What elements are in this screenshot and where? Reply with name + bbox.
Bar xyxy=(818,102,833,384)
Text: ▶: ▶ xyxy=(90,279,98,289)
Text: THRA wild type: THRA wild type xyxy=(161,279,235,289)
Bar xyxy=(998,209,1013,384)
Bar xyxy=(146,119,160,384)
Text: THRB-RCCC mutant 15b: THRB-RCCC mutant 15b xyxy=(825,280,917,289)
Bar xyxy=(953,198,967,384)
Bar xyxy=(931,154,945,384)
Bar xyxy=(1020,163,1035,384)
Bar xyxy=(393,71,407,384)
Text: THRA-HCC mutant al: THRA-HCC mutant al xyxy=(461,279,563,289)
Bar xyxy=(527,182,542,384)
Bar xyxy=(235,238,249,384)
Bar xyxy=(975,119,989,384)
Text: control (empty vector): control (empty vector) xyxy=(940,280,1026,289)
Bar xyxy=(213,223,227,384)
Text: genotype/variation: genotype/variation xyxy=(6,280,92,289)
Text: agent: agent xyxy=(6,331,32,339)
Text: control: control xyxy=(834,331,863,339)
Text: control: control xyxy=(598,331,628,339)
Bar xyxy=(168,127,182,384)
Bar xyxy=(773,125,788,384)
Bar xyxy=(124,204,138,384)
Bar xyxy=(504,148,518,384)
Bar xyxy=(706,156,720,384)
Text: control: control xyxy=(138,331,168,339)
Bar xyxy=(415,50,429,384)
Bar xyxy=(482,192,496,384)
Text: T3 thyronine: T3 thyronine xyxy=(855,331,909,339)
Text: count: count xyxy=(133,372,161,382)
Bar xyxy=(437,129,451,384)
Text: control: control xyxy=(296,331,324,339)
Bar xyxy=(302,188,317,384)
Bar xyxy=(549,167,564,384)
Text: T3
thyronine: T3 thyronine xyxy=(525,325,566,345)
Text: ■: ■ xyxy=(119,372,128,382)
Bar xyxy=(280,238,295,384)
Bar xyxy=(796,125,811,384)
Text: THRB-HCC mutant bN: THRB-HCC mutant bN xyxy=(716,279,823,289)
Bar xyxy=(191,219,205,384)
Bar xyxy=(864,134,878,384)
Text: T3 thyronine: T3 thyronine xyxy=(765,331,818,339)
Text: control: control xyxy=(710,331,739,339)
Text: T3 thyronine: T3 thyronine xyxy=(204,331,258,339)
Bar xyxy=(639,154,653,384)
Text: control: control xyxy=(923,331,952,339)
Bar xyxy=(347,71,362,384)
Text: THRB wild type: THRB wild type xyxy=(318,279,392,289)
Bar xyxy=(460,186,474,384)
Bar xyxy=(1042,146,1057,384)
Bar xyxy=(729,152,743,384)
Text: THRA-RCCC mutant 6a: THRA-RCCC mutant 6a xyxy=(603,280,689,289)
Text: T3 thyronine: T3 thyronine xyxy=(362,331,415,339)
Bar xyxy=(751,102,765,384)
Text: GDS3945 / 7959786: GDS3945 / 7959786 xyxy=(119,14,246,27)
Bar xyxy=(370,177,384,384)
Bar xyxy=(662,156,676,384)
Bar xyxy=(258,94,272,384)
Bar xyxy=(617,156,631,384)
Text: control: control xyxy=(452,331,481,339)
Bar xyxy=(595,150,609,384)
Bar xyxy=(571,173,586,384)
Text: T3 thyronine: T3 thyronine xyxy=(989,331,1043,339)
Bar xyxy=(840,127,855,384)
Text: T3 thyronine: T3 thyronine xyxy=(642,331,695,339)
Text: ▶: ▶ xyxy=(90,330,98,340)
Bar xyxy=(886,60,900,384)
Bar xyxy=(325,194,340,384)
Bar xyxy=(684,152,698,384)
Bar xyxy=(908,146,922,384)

...

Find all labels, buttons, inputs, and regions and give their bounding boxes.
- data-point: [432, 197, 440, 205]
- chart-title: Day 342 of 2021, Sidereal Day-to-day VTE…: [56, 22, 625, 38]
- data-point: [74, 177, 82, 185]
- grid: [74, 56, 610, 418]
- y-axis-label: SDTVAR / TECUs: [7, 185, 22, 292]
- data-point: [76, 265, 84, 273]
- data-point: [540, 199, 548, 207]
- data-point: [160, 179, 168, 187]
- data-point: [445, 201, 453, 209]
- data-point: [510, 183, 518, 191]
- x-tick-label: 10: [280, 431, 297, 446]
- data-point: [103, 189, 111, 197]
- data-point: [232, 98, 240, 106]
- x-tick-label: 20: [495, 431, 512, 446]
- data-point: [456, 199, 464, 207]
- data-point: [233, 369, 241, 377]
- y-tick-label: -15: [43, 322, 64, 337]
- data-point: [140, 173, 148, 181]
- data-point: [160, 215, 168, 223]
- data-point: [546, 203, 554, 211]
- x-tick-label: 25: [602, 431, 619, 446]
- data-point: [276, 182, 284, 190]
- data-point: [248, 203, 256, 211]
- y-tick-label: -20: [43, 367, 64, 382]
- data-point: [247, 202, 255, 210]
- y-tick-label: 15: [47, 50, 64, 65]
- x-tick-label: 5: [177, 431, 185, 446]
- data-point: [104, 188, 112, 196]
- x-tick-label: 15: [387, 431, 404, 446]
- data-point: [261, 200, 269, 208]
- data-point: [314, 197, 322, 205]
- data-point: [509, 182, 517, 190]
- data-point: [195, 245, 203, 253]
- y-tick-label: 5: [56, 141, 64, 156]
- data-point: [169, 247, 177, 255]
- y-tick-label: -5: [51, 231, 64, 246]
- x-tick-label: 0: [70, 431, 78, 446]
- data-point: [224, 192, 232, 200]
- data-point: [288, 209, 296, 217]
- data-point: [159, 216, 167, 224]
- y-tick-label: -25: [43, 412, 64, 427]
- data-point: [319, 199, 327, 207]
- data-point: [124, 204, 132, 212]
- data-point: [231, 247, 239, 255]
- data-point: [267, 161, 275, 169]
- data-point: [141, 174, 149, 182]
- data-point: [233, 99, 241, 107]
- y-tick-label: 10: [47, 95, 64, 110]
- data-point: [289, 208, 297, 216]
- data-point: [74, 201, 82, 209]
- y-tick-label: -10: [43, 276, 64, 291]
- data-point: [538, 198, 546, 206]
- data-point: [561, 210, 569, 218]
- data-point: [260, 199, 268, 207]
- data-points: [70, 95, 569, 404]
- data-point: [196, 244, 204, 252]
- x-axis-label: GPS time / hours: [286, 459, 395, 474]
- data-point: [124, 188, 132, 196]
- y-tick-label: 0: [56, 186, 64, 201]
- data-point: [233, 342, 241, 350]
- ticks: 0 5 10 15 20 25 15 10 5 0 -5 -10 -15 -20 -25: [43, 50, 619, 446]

* [YOUR GOAL] Quote verbatim the stretch of the items above from the line containing "What elements are" through the line containing "Text: control: control xyxy=(834,331,863,339)", including both of those lines.

* [EXERCISE SOLUTION]
What elements are in this screenshot and where? Reply with name + bbox.
Bar xyxy=(818,102,833,384)
Text: ▶: ▶ xyxy=(90,279,98,289)
Text: THRA wild type: THRA wild type xyxy=(161,279,235,289)
Bar xyxy=(998,209,1013,384)
Bar xyxy=(146,119,160,384)
Text: THRB-RCCC mutant 15b: THRB-RCCC mutant 15b xyxy=(825,280,917,289)
Bar xyxy=(953,198,967,384)
Bar xyxy=(931,154,945,384)
Bar xyxy=(1020,163,1035,384)
Bar xyxy=(393,71,407,384)
Text: THRA-HCC mutant al: THRA-HCC mutant al xyxy=(461,279,563,289)
Bar xyxy=(527,182,542,384)
Bar xyxy=(235,238,249,384)
Bar xyxy=(975,119,989,384)
Text: control (empty vector): control (empty vector) xyxy=(940,280,1026,289)
Bar xyxy=(213,223,227,384)
Text: genotype/variation: genotype/variation xyxy=(6,280,92,289)
Text: agent: agent xyxy=(6,331,32,339)
Text: control: control xyxy=(834,331,863,339)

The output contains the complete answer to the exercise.